RECORDED INFORMATION —
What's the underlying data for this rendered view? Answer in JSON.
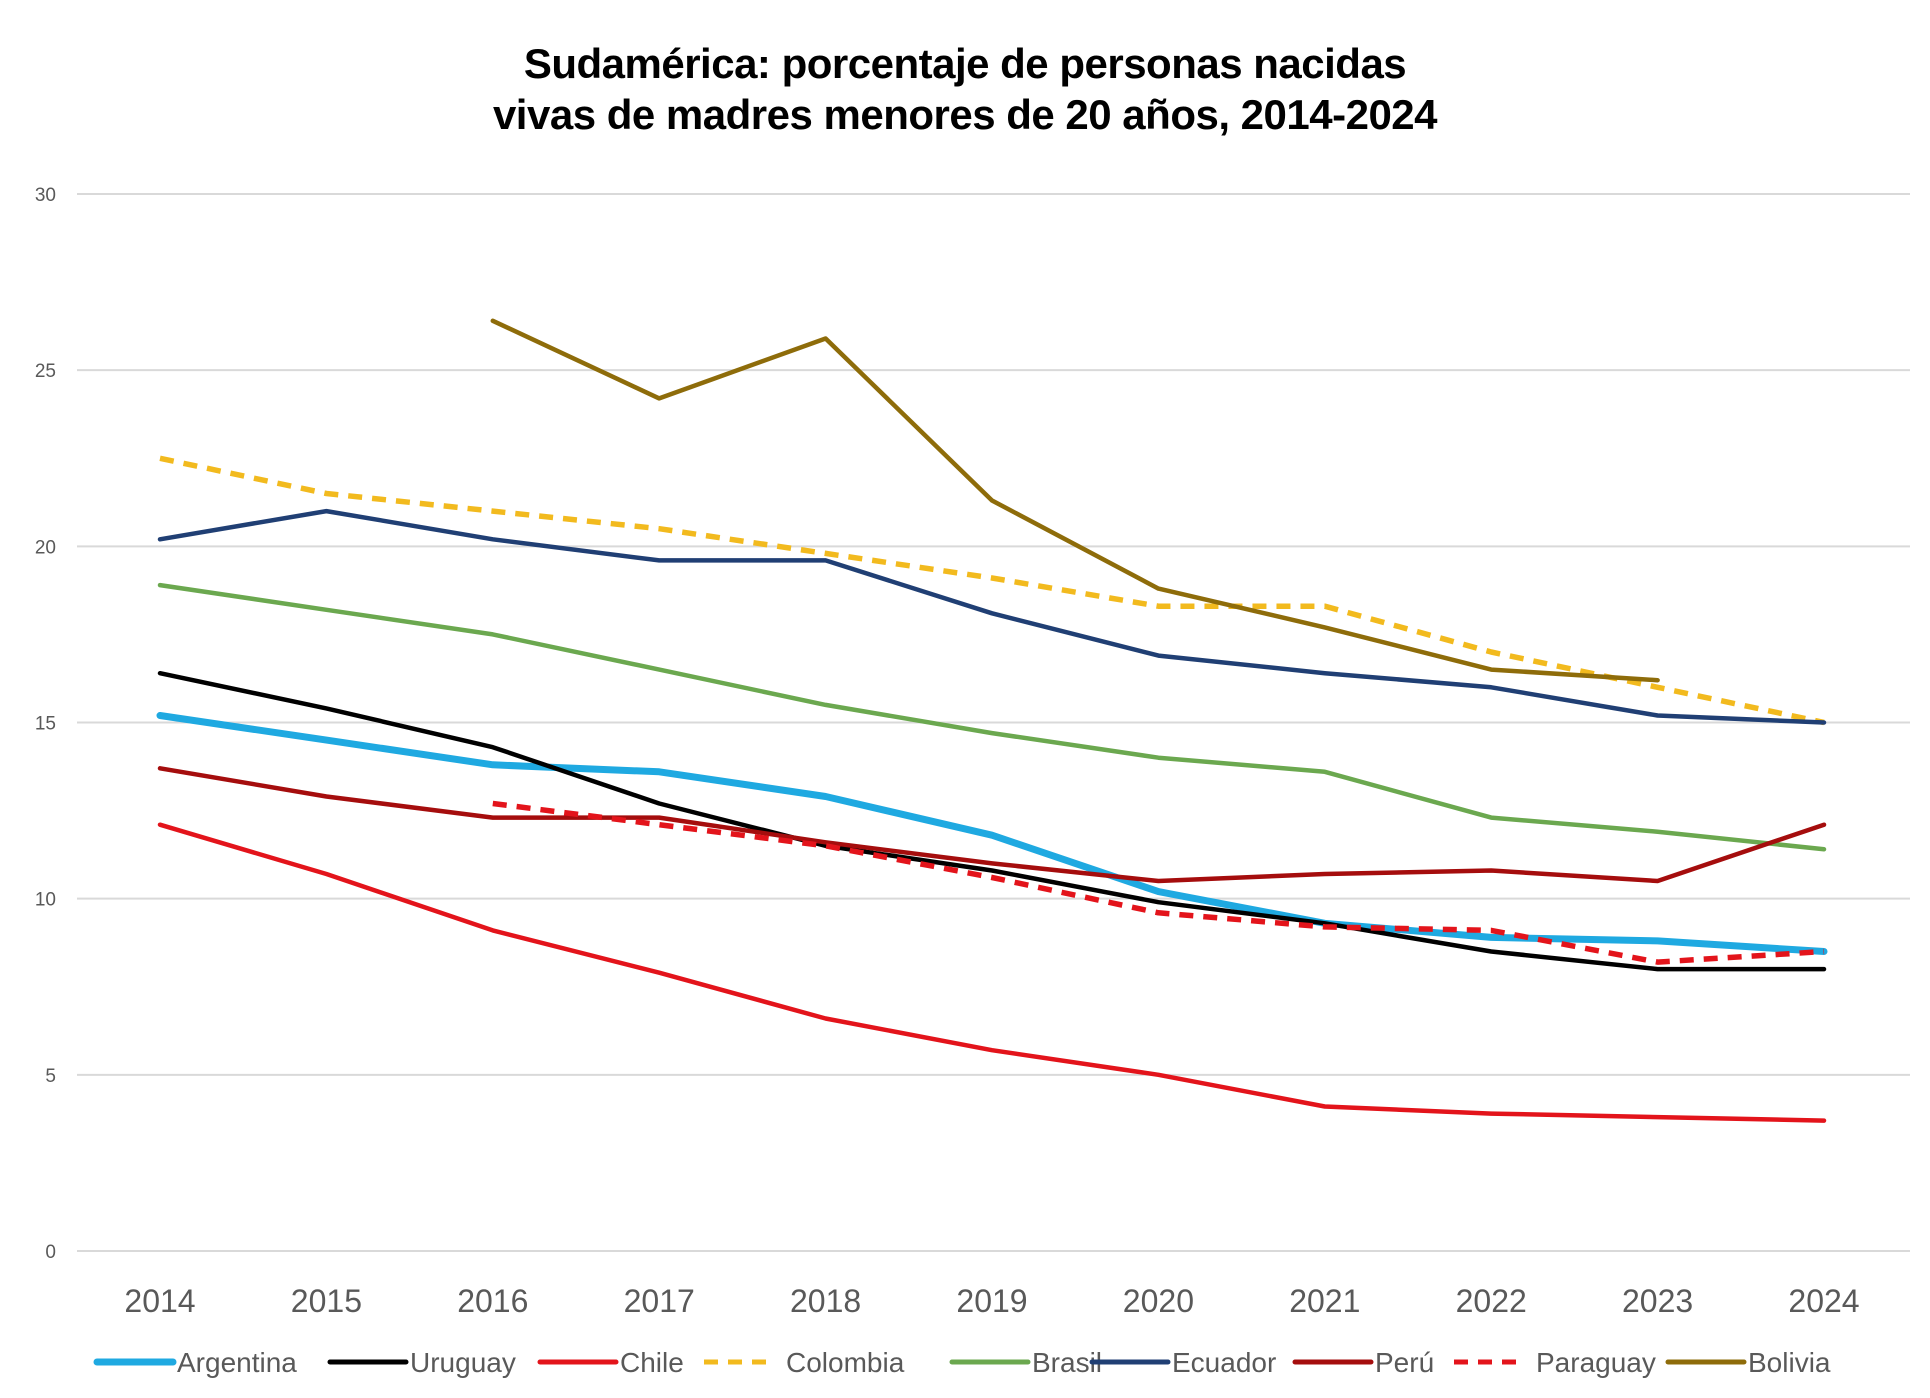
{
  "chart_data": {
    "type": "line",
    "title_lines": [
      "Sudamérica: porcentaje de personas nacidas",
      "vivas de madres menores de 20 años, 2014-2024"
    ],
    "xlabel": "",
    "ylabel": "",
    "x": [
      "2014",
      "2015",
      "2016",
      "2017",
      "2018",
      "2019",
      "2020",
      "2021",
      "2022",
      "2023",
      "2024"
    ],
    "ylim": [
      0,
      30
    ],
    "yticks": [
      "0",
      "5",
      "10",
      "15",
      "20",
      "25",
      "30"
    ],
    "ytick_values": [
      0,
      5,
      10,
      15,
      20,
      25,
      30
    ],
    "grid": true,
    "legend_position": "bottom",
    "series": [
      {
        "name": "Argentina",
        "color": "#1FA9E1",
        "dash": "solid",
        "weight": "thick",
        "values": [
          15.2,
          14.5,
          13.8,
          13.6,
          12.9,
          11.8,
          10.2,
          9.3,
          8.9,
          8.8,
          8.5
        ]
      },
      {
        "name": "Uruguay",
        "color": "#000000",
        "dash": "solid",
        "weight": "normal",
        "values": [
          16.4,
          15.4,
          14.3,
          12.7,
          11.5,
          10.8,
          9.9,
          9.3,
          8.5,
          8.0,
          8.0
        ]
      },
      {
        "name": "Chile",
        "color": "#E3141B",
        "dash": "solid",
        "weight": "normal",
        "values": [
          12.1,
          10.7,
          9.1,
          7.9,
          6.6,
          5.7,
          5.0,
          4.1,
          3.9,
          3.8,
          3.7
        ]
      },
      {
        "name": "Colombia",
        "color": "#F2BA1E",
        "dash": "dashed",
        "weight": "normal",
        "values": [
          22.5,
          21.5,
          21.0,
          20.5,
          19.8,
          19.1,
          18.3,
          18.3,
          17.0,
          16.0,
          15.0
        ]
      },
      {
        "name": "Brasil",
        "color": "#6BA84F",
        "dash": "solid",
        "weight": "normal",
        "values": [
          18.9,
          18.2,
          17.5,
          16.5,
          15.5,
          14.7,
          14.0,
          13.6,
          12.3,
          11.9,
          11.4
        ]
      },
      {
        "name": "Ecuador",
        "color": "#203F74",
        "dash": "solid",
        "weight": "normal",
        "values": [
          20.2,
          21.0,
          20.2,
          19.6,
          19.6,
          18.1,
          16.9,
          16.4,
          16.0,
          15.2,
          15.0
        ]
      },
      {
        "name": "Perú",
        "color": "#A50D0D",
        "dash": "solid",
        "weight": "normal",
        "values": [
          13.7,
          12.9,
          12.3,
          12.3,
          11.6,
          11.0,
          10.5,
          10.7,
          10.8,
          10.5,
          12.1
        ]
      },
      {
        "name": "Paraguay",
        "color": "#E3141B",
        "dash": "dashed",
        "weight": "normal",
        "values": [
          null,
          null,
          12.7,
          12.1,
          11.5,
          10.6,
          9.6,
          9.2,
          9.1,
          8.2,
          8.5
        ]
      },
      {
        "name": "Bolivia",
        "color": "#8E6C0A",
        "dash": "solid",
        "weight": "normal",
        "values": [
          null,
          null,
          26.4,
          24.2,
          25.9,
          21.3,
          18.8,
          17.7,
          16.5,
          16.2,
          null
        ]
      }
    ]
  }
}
--
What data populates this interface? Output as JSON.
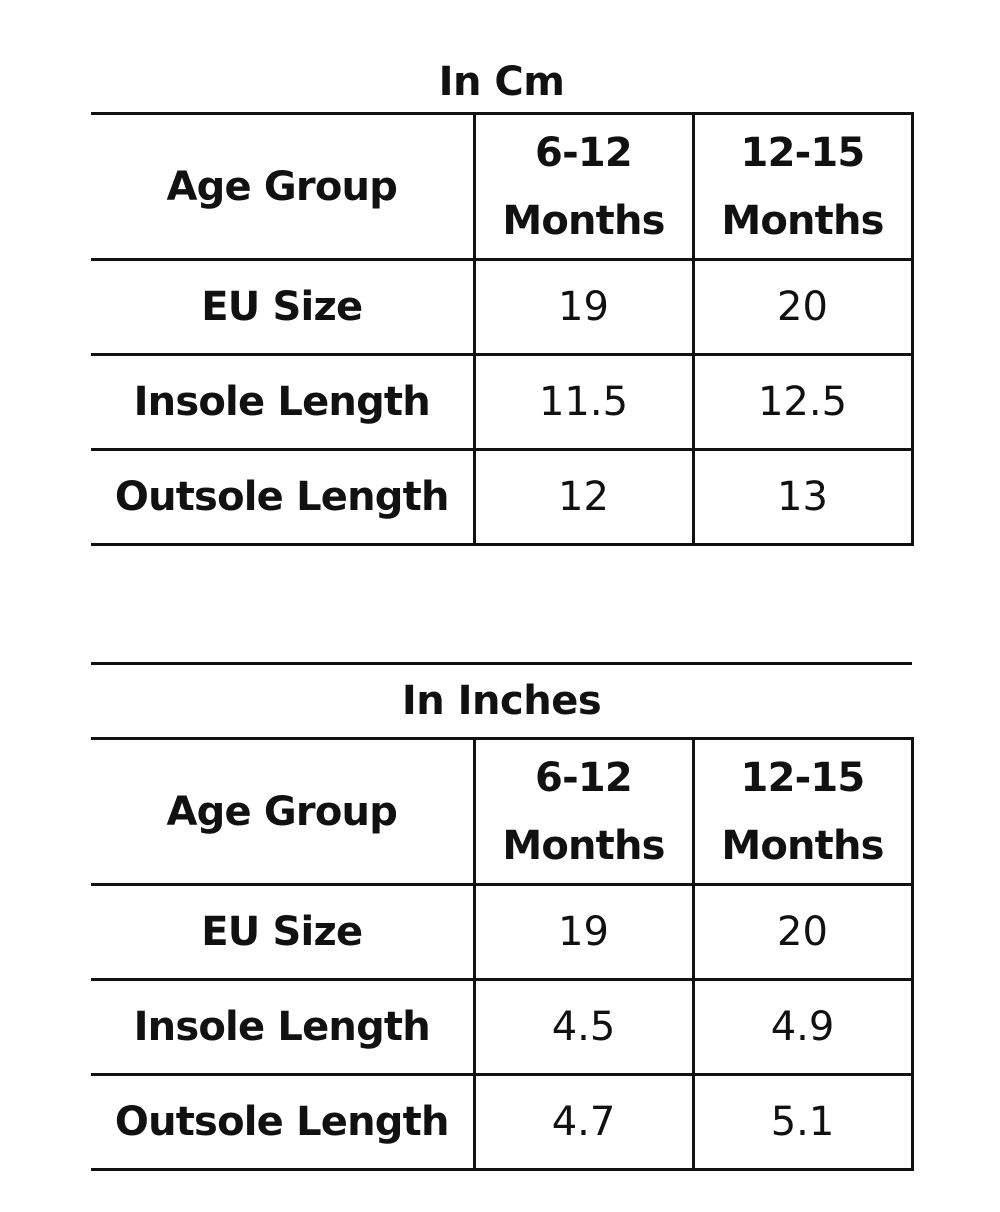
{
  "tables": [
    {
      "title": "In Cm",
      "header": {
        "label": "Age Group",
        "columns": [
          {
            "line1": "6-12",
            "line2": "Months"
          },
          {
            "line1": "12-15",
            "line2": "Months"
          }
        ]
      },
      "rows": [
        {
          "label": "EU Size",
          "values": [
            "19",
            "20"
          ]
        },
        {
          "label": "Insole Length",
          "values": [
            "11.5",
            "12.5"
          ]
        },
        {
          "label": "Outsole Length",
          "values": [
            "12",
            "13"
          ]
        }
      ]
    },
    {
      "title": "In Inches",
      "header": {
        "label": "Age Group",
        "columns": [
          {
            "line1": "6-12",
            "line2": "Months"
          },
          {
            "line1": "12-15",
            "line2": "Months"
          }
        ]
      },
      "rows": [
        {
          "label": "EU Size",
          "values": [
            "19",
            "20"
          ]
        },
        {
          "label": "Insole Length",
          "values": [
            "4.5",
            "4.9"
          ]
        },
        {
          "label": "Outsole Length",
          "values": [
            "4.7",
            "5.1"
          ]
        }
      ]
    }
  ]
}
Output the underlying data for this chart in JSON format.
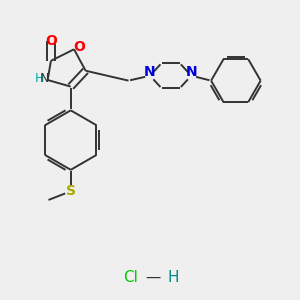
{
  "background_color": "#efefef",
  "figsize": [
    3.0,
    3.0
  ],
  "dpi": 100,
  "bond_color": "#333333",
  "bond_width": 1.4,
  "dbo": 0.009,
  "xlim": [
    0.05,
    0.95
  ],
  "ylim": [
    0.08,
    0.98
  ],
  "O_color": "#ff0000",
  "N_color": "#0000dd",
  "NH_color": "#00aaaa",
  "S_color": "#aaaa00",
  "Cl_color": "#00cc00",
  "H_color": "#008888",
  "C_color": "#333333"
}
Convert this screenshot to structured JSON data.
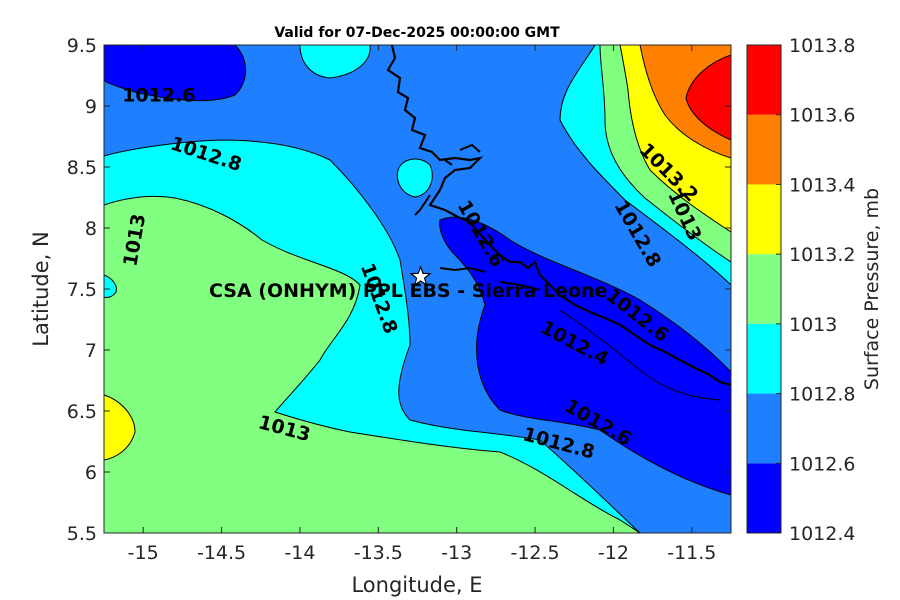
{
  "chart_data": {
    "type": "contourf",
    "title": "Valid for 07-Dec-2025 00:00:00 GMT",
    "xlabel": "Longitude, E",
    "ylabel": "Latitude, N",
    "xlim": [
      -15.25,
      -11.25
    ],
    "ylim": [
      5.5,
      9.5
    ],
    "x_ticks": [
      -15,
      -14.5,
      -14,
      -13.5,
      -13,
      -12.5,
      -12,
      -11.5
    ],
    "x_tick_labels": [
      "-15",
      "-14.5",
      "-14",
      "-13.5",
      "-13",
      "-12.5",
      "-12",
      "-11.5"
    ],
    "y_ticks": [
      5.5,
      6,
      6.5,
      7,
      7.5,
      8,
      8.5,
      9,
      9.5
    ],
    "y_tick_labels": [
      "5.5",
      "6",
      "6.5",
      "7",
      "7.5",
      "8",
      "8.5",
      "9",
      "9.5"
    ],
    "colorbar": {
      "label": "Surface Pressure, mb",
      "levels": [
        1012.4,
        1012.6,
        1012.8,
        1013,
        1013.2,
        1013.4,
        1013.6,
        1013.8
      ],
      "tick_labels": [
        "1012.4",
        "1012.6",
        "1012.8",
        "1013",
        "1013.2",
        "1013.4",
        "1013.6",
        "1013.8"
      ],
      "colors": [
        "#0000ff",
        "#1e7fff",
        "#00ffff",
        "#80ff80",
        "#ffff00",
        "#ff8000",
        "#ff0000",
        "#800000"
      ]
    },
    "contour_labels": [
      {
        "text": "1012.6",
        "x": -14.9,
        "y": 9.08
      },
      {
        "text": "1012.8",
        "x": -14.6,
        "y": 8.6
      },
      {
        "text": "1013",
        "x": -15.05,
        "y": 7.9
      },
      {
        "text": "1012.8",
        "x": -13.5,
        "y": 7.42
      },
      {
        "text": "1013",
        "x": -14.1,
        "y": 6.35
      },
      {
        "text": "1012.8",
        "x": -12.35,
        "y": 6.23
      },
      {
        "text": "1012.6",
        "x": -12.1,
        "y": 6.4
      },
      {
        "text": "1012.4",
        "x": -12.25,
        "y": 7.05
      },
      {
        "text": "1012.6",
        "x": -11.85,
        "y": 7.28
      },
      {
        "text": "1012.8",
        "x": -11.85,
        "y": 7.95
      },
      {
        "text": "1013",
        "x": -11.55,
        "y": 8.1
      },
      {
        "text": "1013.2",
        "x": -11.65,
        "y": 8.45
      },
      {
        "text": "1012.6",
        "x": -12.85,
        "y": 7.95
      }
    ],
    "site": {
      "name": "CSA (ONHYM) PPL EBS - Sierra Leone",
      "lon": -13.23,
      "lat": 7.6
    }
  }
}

GOAL —
Search the lines above for the string "Output", then show every one that has it.

WRITTEN ANSWER —
What data populates this interface? Output as JSON.
Output the underlying data for this chart in JSON format.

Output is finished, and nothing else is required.